_YOUR TASK_: Reproduce the entries word for word, and omit any picture you find in them.

Collected data entries
§

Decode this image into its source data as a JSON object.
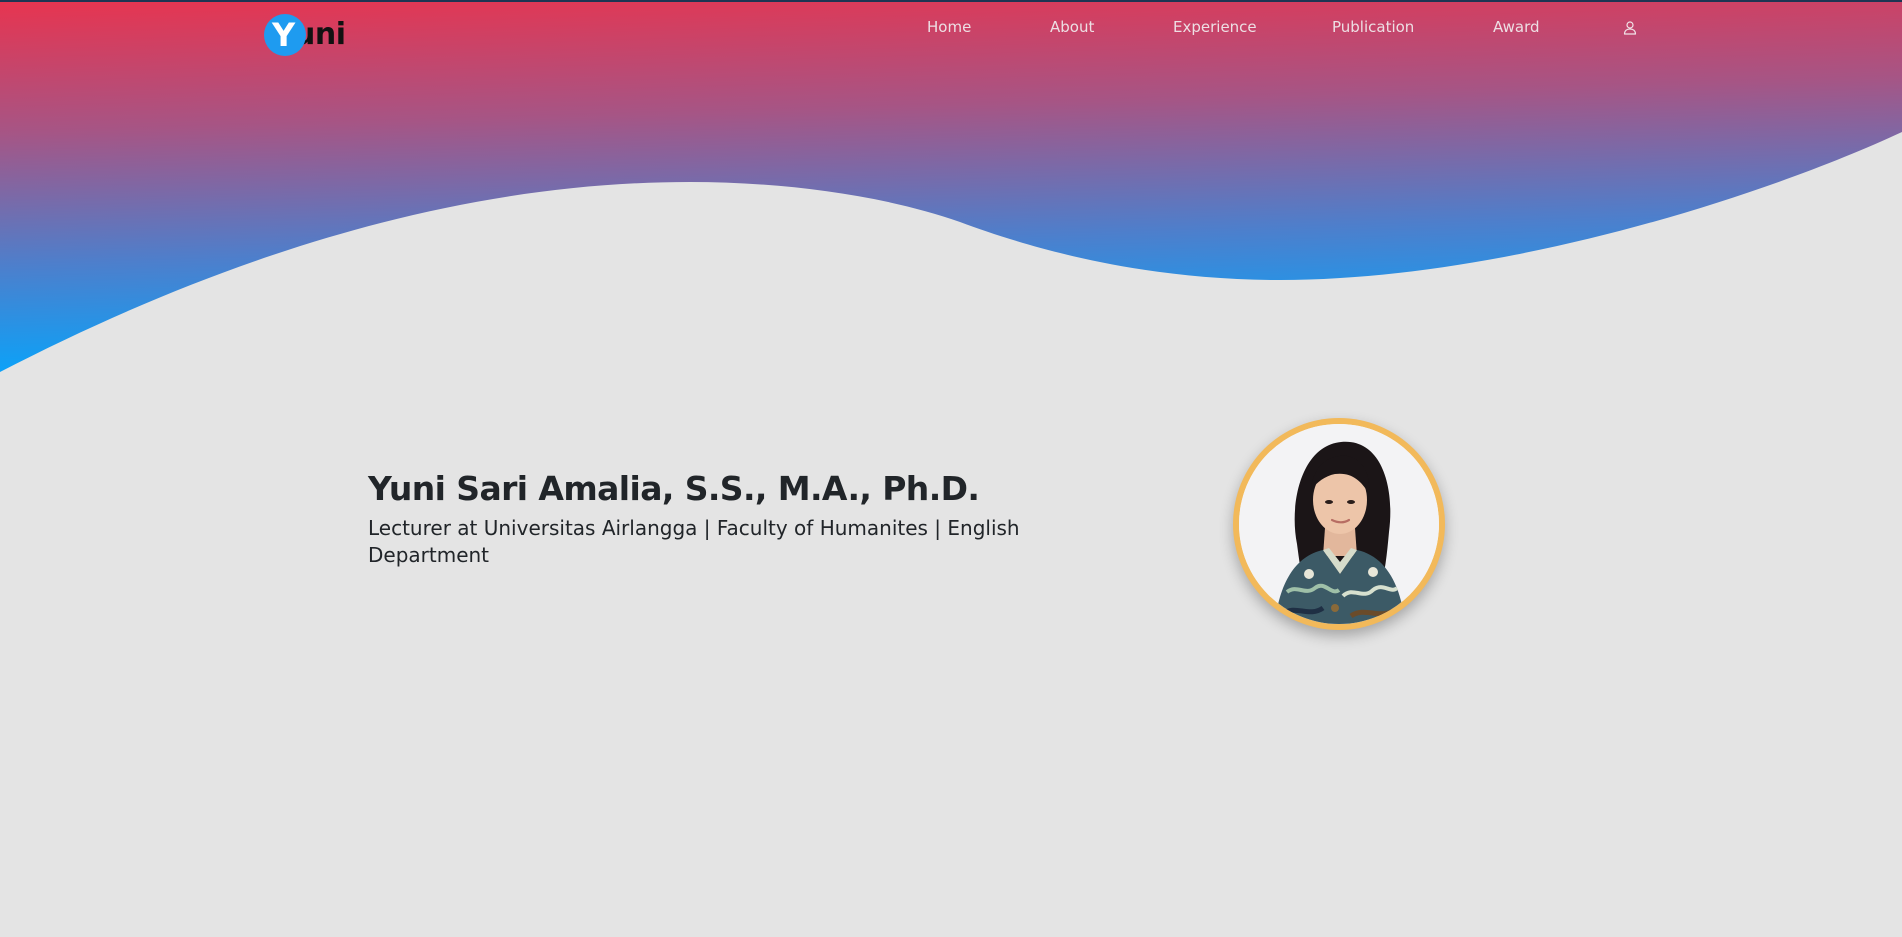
{
  "header": {
    "logo": {
      "initial": "Y",
      "rest": "uni"
    },
    "nav": {
      "items": [
        {
          "label": "Home"
        },
        {
          "label": "About"
        },
        {
          "label": "Experience"
        },
        {
          "label": "Publication"
        },
        {
          "label": "Award"
        }
      ],
      "account_icon": "user-icon"
    }
  },
  "hero": {
    "name": "Yuni Sari Amalia, S.S., M.A., Ph.D.",
    "subtitle": "Lecturer at Universitas Airlangga | Faculty of Humanites | English Department",
    "photo_alt": "profile-photo"
  },
  "colors": {
    "gradient_top": "#e8344f",
    "gradient_bottom": "#0aa1f5",
    "page_background": "#e4e4e4",
    "logo_circle": "#1e9bf0",
    "photo_ring": "#f2b95a",
    "heading_text": "#212529",
    "nav_text": "#eddfe4"
  }
}
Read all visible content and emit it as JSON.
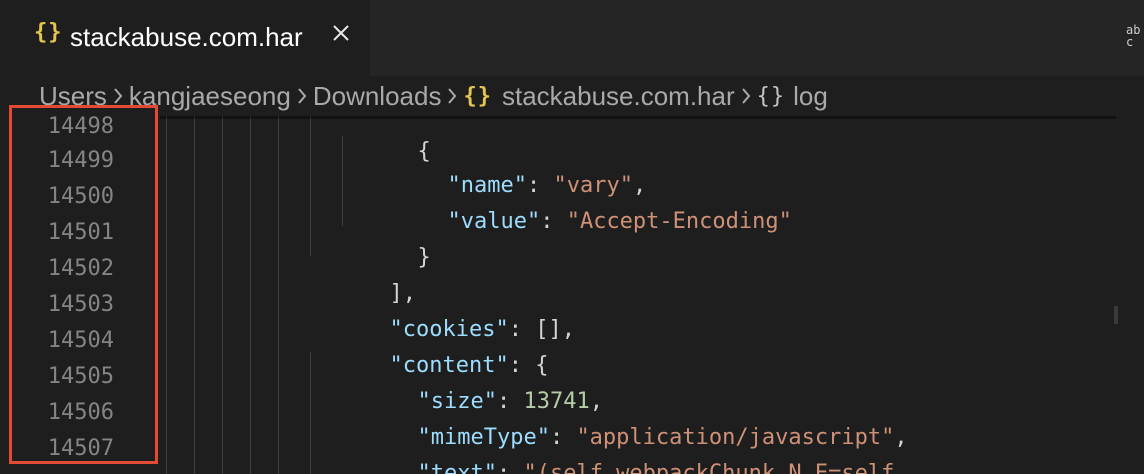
{
  "tab": {
    "icon_glyph": "{}",
    "title": "stackabuse.com.har",
    "close_glyph": "×"
  },
  "breadcrumb": {
    "items": [
      "Users",
      "kangjaeseong",
      "Downloads",
      "stackabuse.com.har",
      "log"
    ],
    "separator": "›",
    "file_icon_glyph": "{}",
    "log_icon_glyph": "{}"
  },
  "editor": {
    "lines": [
      {
        "no": "14498",
        "text": "{"
      },
      {
        "no": "14499",
        "key": "\"name\"",
        "colon": ": ",
        "value": "\"vary\"",
        "tail": ","
      },
      {
        "no": "14500",
        "key": "\"value\"",
        "colon": ": ",
        "value": "\"Accept-Encoding\"",
        "tail": ""
      },
      {
        "no": "14501",
        "text": "}"
      },
      {
        "no": "14502",
        "text": "],"
      },
      {
        "no": "14503",
        "key": "\"cookies\"",
        "colon": ": ",
        "value": "[]",
        "tail": ","
      },
      {
        "no": "14504",
        "key": "\"content\"",
        "colon": ": ",
        "value": "{",
        "tail": ""
      },
      {
        "no": "14505",
        "key": "\"size\"",
        "colon": ": ",
        "value": "13741",
        "tail": ","
      },
      {
        "no": "14506",
        "key": "\"mimeType\"",
        "colon": ": ",
        "value": "\"application/javascript\"",
        "tail": ","
      },
      {
        "no": "14507",
        "key": "\"text\"",
        "colon": ": ",
        "value": "\"(self.webpackChunk_N_E=self.",
        "tail": ""
      }
    ]
  },
  "colors": {
    "key": "#9cdcfe",
    "string": "#ce9178",
    "number": "#b5cea8",
    "highlight": "#e34a33"
  },
  "right_action": {
    "label_top": "ab",
    "label_bottom": "c",
    "arrow_glyph": "⇔"
  }
}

§

_SOLVED EXERCISE_:
Decode this image into its source data as a JSON object.
{
  "header": {
    "logo": {
      "initial": "Y",
      "rest": "uni"
    },
    "nav": {
      "items": [
        {
          "label": "Home"
        },
        {
          "label": "About"
        },
        {
          "label": "Experience"
        },
        {
          "label": "Publication"
        },
        {
          "label": "Award"
        }
      ],
      "account_icon": "user-icon"
    }
  },
  "hero": {
    "name": "Yuni Sari Amalia, S.S., M.A., Ph.D.",
    "subtitle": "Lecturer at Universitas Airlangga | Faculty of Humanites | English Department",
    "photo_alt": "profile-photo"
  },
  "colors": {
    "gradient_top": "#e8344f",
    "gradient_bottom": "#0aa1f5",
    "page_background": "#e4e4e4",
    "logo_circle": "#1e9bf0",
    "photo_ring": "#f2b95a",
    "heading_text": "#212529",
    "nav_text": "#eddfe4"
  }
}
Read all visible content and emit it as JSON.
{
  "tab": {
    "icon_glyph": "{}",
    "title": "stackabuse.com.har",
    "close_glyph": "×"
  },
  "breadcrumb": {
    "items": [
      "Users",
      "kangjaeseong",
      "Downloads",
      "stackabuse.com.har",
      "log"
    ],
    "separator": "›",
    "file_icon_glyph": "{}",
    "log_icon_glyph": "{}"
  },
  "editor": {
    "lines": [
      {
        "no": "14498",
        "text": "{"
      },
      {
        "no": "14499",
        "key": "\"name\"",
        "colon": ": ",
        "value": "\"vary\"",
        "tail": ","
      },
      {
        "no": "14500",
        "key": "\"value\"",
        "colon": ": ",
        "value": "\"Accept-Encoding\"",
        "tail": ""
      },
      {
        "no": "14501",
        "text": "}"
      },
      {
        "no": "14502",
        "text": "],"
      },
      {
        "no": "14503",
        "key": "\"cookies\"",
        "colon": ": ",
        "value": "[]",
        "tail": ","
      },
      {
        "no": "14504",
        "key": "\"content\"",
        "colon": ": ",
        "value": "{",
        "tail": ""
      },
      {
        "no": "14505",
        "key": "\"size\"",
        "colon": ": ",
        "value": "13741",
        "tail": ","
      },
      {
        "no": "14506",
        "key": "\"mimeType\"",
        "colon": ": ",
        "value": "\"application/javascript\"",
        "tail": ","
      },
      {
        "no": "14507",
        "key": "\"text\"",
        "colon": ": ",
        "value": "\"(self.webpackChunk_N_E=self.",
        "tail": ""
      }
    ]
  },
  "colors": {
    "key": "#9cdcfe",
    "string": "#ce9178",
    "number": "#b5cea8",
    "highlight": "#e34a33"
  },
  "right_action": {
    "label_top": "ab",
    "label_bottom": "c",
    "arrow_glyph": "⇔"
  }
}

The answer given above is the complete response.